## Task objective:
Copy all of the material below exactly.

* BEGIN Provided data *

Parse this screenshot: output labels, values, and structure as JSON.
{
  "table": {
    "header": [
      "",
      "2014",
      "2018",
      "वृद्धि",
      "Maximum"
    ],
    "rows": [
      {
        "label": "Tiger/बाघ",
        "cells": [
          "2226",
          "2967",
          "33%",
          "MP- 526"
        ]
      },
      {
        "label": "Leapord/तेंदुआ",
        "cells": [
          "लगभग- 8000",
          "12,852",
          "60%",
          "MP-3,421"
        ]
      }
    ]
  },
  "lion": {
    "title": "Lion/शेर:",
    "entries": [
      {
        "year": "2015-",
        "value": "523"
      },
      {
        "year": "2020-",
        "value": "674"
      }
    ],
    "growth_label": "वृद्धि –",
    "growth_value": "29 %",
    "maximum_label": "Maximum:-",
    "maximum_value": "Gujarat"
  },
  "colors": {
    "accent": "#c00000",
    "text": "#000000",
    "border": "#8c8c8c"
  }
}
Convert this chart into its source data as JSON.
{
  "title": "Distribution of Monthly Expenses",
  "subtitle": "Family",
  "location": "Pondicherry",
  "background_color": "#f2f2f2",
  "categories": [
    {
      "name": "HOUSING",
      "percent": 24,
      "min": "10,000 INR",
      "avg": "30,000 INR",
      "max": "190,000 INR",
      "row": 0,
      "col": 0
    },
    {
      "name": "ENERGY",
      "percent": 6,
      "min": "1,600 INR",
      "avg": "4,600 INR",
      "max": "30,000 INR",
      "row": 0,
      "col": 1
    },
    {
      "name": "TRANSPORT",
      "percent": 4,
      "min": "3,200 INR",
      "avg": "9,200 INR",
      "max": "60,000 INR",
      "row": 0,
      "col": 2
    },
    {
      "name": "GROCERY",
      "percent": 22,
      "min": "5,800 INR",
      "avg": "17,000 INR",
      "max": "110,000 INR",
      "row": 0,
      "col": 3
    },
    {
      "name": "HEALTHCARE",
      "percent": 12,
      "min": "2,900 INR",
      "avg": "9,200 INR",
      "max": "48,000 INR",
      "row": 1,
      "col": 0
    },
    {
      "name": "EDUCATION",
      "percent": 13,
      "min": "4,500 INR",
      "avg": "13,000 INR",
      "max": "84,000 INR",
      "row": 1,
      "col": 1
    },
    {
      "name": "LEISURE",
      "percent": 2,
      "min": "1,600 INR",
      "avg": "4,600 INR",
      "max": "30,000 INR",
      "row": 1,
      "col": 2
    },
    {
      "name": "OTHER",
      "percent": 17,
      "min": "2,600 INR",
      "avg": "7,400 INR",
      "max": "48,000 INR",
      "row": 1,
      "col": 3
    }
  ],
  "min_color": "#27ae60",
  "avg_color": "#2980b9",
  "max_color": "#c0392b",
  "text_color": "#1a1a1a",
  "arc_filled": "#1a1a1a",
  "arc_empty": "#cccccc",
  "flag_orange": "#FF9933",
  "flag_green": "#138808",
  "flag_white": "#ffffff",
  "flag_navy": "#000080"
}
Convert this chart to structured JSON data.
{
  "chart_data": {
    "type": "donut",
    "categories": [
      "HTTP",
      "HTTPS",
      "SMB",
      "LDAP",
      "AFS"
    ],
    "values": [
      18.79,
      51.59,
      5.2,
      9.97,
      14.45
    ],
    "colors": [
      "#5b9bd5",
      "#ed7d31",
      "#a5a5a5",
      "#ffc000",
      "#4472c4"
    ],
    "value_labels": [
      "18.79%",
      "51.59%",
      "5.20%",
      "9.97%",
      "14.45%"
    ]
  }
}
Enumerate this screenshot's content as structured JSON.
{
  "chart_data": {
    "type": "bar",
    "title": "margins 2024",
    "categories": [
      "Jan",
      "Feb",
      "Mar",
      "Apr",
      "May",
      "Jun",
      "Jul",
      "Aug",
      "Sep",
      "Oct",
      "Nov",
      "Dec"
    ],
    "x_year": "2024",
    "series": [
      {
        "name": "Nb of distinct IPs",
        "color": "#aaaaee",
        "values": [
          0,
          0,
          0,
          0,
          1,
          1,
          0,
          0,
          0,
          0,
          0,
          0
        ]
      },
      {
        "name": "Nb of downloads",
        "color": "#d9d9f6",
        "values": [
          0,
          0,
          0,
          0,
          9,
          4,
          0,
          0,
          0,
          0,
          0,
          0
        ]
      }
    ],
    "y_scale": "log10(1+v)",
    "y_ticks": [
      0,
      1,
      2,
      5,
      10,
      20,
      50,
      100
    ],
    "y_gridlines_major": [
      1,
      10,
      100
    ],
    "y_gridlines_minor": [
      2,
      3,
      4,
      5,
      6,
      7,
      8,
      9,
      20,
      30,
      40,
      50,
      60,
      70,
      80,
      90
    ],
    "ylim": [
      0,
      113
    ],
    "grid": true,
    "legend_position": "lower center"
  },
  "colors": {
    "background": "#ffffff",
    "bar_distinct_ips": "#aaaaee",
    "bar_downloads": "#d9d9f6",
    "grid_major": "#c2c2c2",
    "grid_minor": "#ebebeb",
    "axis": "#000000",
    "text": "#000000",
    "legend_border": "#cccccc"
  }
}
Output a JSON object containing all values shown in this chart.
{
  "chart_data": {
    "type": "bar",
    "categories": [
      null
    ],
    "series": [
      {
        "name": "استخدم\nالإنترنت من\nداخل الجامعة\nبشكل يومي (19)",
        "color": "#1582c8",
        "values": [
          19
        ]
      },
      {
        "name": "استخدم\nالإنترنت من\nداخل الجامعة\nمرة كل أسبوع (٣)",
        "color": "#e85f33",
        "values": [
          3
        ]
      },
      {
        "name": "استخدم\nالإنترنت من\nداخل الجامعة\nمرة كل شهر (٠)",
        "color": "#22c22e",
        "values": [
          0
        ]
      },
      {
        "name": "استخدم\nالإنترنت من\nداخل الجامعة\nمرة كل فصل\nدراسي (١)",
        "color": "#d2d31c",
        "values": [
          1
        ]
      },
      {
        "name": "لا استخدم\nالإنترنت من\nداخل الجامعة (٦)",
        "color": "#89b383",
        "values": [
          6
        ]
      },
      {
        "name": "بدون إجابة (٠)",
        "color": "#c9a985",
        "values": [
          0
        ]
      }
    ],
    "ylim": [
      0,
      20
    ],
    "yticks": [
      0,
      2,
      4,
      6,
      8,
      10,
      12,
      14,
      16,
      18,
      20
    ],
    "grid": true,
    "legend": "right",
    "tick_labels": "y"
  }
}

* END Provided data *

## Solved problem:
Parse this screenshot: output labels, values, and structure as JSON.
{
  "table": {
    "header": [
      "",
      "2014",
      "2018",
      "वृद्धि",
      "Maximum"
    ],
    "rows": [
      {
        "label": "Tiger/बाघ",
        "cells": [
          "2226",
          "2967",
          "33%",
          "MP- 526"
        ]
      },
      {
        "label": "Leapord/तेंदुआ",
        "cells": [
          "लगभग- 8000",
          "12,852",
          "60%",
          "MP-3,421"
        ]
      }
    ]
  },
  "lion": {
    "title": "Lion/शेर:",
    "entries": [
      {
        "year": "2015-",
        "value": "523"
      },
      {
        "year": "2020-",
        "value": "674"
      }
    ],
    "growth_label": "वृद्धि –",
    "growth_value": "29 %",
    "maximum_label": "Maximum:-",
    "maximum_value": "Gujarat"
  },
  "colors": {
    "accent": "#c00000",
    "text": "#000000",
    "border": "#8c8c8c"
  }
}
Convert this chart into its source data as JSON.
{
  "title": "Distribution of Monthly Expenses",
  "subtitle": "Family",
  "location": "Pondicherry",
  "background_color": "#f2f2f2",
  "categories": [
    {
      "name": "HOUSING",
      "percent": 24,
      "min": "10,000 INR",
      "avg": "30,000 INR",
      "max": "190,000 INR",
      "row": 0,
      "col": 0
    },
    {
      "name": "ENERGY",
      "percent": 6,
      "min": "1,600 INR",
      "avg": "4,600 INR",
      "max": "30,000 INR",
      "row": 0,
      "col": 1
    },
    {
      "name": "TRANSPORT",
      "percent": 4,
      "min": "3,200 INR",
      "avg": "9,200 INR",
      "max": "60,000 INR",
      "row": 0,
      "col": 2
    },
    {
      "name": "GROCERY",
      "percent": 22,
      "min": "5,800 INR",
      "avg": "17,000 INR",
      "max": "110,000 INR",
      "row": 0,
      "col": 3
    },
    {
      "name": "HEALTHCARE",
      "percent": 12,
      "min": "2,900 INR",
      "avg": "9,200 INR",
      "max": "48,000 INR",
      "row": 1,
      "col": 0
    },
    {
      "name": "EDUCATION",
      "percent": 13,
      "min": "4,500 INR",
      "avg": "13,000 INR",
      "max": "84,000 INR",
      "row": 1,
      "col": 1
    },
    {
      "name": "LEISURE",
      "percent": 2,
      "min": "1,600 INR",
      "avg": "4,600 INR",
      "max": "30,000 INR",
      "row": 1,
      "col": 2
    },
    {
      "name": "OTHER",
      "percent": 17,
      "min": "2,600 INR",
      "avg": "7,400 INR",
      "max": "48,000 INR",
      "row": 1,
      "col": 3
    }
  ],
  "min_color": "#27ae60",
  "avg_color": "#2980b9",
  "max_color": "#c0392b",
  "text_color": "#1a1a1a",
  "arc_filled": "#1a1a1a",
  "arc_empty": "#cccccc",
  "flag_orange": "#FF9933",
  "flag_green": "#138808",
  "flag_white": "#ffffff",
  "flag_navy": "#000080"
}
Convert this chart to structured JSON data.
{
  "chart_data": {
    "type": "donut",
    "categories": [
      "HTTP",
      "HTTPS",
      "SMB",
      "LDAP",
      "AFS"
    ],
    "values": [
      18.79,
      51.59,
      5.2,
      9.97,
      14.45
    ],
    "colors": [
      "#5b9bd5",
      "#ed7d31",
      "#a5a5a5",
      "#ffc000",
      "#4472c4"
    ],
    "value_labels": [
      "18.79%",
      "51.59%",
      "5.20%",
      "9.97%",
      "14.45%"
    ]
  }
}
Enumerate this screenshot's content as structured JSON.
{
  "chart_data": {
    "type": "bar",
    "title": "margins 2024",
    "categories": [
      "Jan",
      "Feb",
      "Mar",
      "Apr",
      "May",
      "Jun",
      "Jul",
      "Aug",
      "Sep",
      "Oct",
      "Nov",
      "Dec"
    ],
    "x_year": "2024",
    "series": [
      {
        "name": "Nb of distinct IPs",
        "color": "#aaaaee",
        "values": [
          0,
          0,
          0,
          0,
          1,
          1,
          0,
          0,
          0,
          0,
          0,
          0
        ]
      },
      {
        "name": "Nb of downloads",
        "color": "#d9d9f6",
        "values": [
          0,
          0,
          0,
          0,
          9,
          4,
          0,
          0,
          0,
          0,
          0,
          0
        ]
      }
    ],
    "y_scale": "log10(1+v)",
    "y_ticks": [
      0,
      1,
      2,
      5,
      10,
      20,
      50,
      100
    ],
    "y_gridlines_major": [
      1,
      10,
      100
    ],
    "y_gridlines_minor": [
      2,
      3,
      4,
      5,
      6,
      7,
      8,
      9,
      20,
      30,
      40,
      50,
      60,
      70,
      80,
      90
    ],
    "ylim": [
      0,
      113
    ],
    "grid": true,
    "legend_position": "lower center"
  },
  "colors": {
    "background": "#ffffff",
    "bar_distinct_ips": "#aaaaee",
    "bar_downloads": "#d9d9f6",
    "grid_major": "#c2c2c2",
    "grid_minor": "#ebebeb",
    "axis": "#000000",
    "text": "#000000",
    "legend_border": "#cccccc"
  }
}
Output a JSON object containing all values shown in this chart.
{
  "chart_data": {
    "type": "bar",
    "categories": [
      null
    ],
    "series": [
      {
        "name": "استخدم\nالإنترنت من\nداخل الجامعة\nبشكل يومي (19)",
        "color": "#1582c8",
        "values": [
          19
        ]
      },
      {
        "name": "استخدم\nالإنترنت من\nداخل الجامعة\nمرة كل أسبوع (٣)",
        "color": "#e85f33",
        "values": [
          3
        ]
      },
      {
        "name": "استخدم\nالإنترنت من\nداخل الجامعة\nمرة كل شهر (٠)",
        "color": "#22c22e",
        "values": [
          0
        ]
      },
      {
        "name": "استخدم\nالإنترنت من\nداخل الجامعة\nمرة كل فصل\nدراسي (١)",
        "color": "#d2d31c",
        "values": [
          1
        ]
      },
      {
        "name": "لا استخدم\nالإنترنت من\nداخل الجامعة (٦)",
        "color": "#89b383",
        "values": [
          6
        ]
      },
      {
        "name": "بدون إجابة (٠)",
        "color": "#c9a985",
        "values": [
          0
        ]
      }
    ],
    "ylim": [
      0,
      20
    ],
    "yticks": [
      0,
      2,
      4,
      6,
      8,
      10,
      12,
      14,
      16,
      18,
      20
    ],
    "grid": true,
    "legend": "right",
    "tick_labels": "y"
  }
}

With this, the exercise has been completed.